What to work on - Write out all of the entries exactly, please.

Data supplied -
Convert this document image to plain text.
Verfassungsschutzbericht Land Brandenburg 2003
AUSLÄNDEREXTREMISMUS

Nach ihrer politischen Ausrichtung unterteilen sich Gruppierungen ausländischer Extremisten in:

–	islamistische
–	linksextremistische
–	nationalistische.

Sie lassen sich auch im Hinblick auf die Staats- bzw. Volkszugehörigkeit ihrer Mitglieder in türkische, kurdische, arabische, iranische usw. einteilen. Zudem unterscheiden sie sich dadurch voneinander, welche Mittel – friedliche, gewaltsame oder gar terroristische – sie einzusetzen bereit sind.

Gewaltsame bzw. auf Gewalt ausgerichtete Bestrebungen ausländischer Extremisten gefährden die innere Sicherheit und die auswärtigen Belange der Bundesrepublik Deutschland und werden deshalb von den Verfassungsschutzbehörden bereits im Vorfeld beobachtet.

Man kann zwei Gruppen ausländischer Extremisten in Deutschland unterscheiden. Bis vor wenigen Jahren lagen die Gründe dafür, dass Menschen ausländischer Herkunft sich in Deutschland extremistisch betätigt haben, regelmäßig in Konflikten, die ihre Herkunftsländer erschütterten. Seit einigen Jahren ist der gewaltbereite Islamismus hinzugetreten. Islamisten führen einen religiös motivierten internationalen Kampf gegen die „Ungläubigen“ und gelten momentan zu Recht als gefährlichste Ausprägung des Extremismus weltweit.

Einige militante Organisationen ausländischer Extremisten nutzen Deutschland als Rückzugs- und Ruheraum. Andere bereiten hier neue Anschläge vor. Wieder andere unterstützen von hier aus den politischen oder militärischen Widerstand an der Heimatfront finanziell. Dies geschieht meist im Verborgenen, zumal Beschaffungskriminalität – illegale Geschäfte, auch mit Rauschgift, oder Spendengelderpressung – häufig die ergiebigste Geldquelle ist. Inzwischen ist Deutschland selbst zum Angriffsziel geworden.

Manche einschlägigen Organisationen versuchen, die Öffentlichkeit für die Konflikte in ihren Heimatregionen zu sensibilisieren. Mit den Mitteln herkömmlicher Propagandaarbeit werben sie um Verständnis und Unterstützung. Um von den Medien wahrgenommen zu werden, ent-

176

The answer -
Convert this document image to plain text.
Verfassungsschutzbericht Land Brandenburg 2003
AUSLÄNDEREXTREMISMUS

Nach ihrer politischen Ausrichtung unterteilen sich Gruppierungen ausländischer Extremisten in:

–	islamistische
–	linksextremistische
–	nationalistische.

Sie lassen sich auch im Hinblick auf die Staats- bzw. Volkszugehörigkeit ihrer Mitglieder in türkische, kurdische, arabische, iranische usw. einteilen. Zudem unterscheiden sie sich dadurch voneinander, welche Mittel – friedliche, gewaltsame oder gar terroristische – sie einzusetzen bereit sind.

Gewaltsame bzw. auf Gewalt ausgerichtete Bestrebungen ausländischer Extremisten gefährden die innere Sicherheit und die auswärtigen Belange der Bundesrepublik Deutschland und werden deshalb von den Verfassungsschutzbehörden bereits im Vorfeld beobachtet.

Man kann zwei Gruppen ausländischer Extremisten in Deutschland unterscheiden. Bis vor wenigen Jahren lagen die Gründe dafür, dass Menschen ausländischer Herkunft sich in Deutschland extremistisch betätigt haben, regelmäßig in Konflikten, die ihre Herkunftsländer erschütterten. Seit einigen Jahren ist der gewaltbereite Islamismus hinzugetreten. Islamisten führen einen religiös motivierten internationalen Kampf gegen die „Ungläubigen“ und gelten momentan zu Recht als gefährlichste Ausprägung des Extremismus weltweit.

Einige militante Organisationen ausländischer Extremisten nutzen Deutschland als Rückzugs- und Ruheraum. Andere bereiten hier neue Anschläge vor. Wieder andere unterstützen von hier aus den politischen oder militärischen Widerstand an der Heimatfront finanziell. Dies geschieht meist im Verborgenen, zumal Beschaffungskriminalität – illegale Geschäfte, auch mit Rauschgift, oder Spendengelderpressung – häufig die ergiebigste Geldquelle ist. Inzwischen ist Deutschland selbst zum Angriffsziel geworden.

Manche einschlägigen Organisationen versuchen, die Öffentlichkeit für die Konflikte in ihren Heimatregionen zu sensibilisieren. Mit den Mitteln herkömmlicher Propagandaarbeit werben sie um Verständnis und Unterstützung. Um von den Medien wahrgenommen zu werden, ent-

176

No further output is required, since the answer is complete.